*The request*. Repeat the material exactly, every line of it.
--------------------------------
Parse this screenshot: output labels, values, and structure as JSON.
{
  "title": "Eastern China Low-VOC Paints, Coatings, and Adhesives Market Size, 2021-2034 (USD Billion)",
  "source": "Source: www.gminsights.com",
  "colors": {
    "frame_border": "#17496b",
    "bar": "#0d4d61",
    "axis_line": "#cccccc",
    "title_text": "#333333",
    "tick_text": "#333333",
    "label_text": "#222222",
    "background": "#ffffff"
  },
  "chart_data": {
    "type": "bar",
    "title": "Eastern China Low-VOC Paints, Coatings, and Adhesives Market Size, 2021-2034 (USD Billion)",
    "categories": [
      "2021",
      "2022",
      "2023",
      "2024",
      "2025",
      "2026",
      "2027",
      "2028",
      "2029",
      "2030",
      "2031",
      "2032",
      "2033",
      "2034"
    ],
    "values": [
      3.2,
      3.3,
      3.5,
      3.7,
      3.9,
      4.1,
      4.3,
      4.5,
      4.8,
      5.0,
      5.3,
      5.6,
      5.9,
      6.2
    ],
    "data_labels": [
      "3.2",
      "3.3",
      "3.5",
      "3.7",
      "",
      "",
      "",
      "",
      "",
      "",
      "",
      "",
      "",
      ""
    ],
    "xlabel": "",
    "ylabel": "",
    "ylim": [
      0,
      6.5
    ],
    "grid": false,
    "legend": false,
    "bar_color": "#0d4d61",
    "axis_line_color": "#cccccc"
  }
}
--------------------------------
*Answer for this exercise*.
Parse this screenshot: output labels, values, and structure as JSON.
{
  "title": "Eastern China Low-VOC Paints, Coatings, and Adhesives Market Size, 2021-2034 (USD Billion)",
  "source": "Source: www.gminsights.com",
  "colors": {
    "frame_border": "#17496b",
    "bar": "#0d4d61",
    "axis_line": "#cccccc",
    "title_text": "#333333",
    "tick_text": "#333333",
    "label_text": "#222222",
    "background": "#ffffff"
  },
  "chart_data": {
    "type": "bar",
    "title": "Eastern China Low-VOC Paints, Coatings, and Adhesives Market Size, 2021-2034 (USD Billion)",
    "categories": [
      "2021",
      "2022",
      "2023",
      "2024",
      "2025",
      "2026",
      "2027",
      "2028",
      "2029",
      "2030",
      "2031",
      "2032",
      "2033",
      "2034"
    ],
    "values": [
      3.2,
      3.3,
      3.5,
      3.7,
      3.9,
      4.1,
      4.3,
      4.5,
      4.8,
      5.0,
      5.3,
      5.6,
      5.9,
      6.2
    ],
    "data_labels": [
      "3.2",
      "3.3",
      "3.5",
      "3.7",
      "",
      "",
      "",
      "",
      "",
      "",
      "",
      "",
      "",
      ""
    ],
    "xlabel": "",
    "ylabel": "",
    "ylim": [
      0,
      6.5
    ],
    "grid": false,
    "legend": false,
    "bar_color": "#0d4d61",
    "axis_line_color": "#cccccc"
  }
}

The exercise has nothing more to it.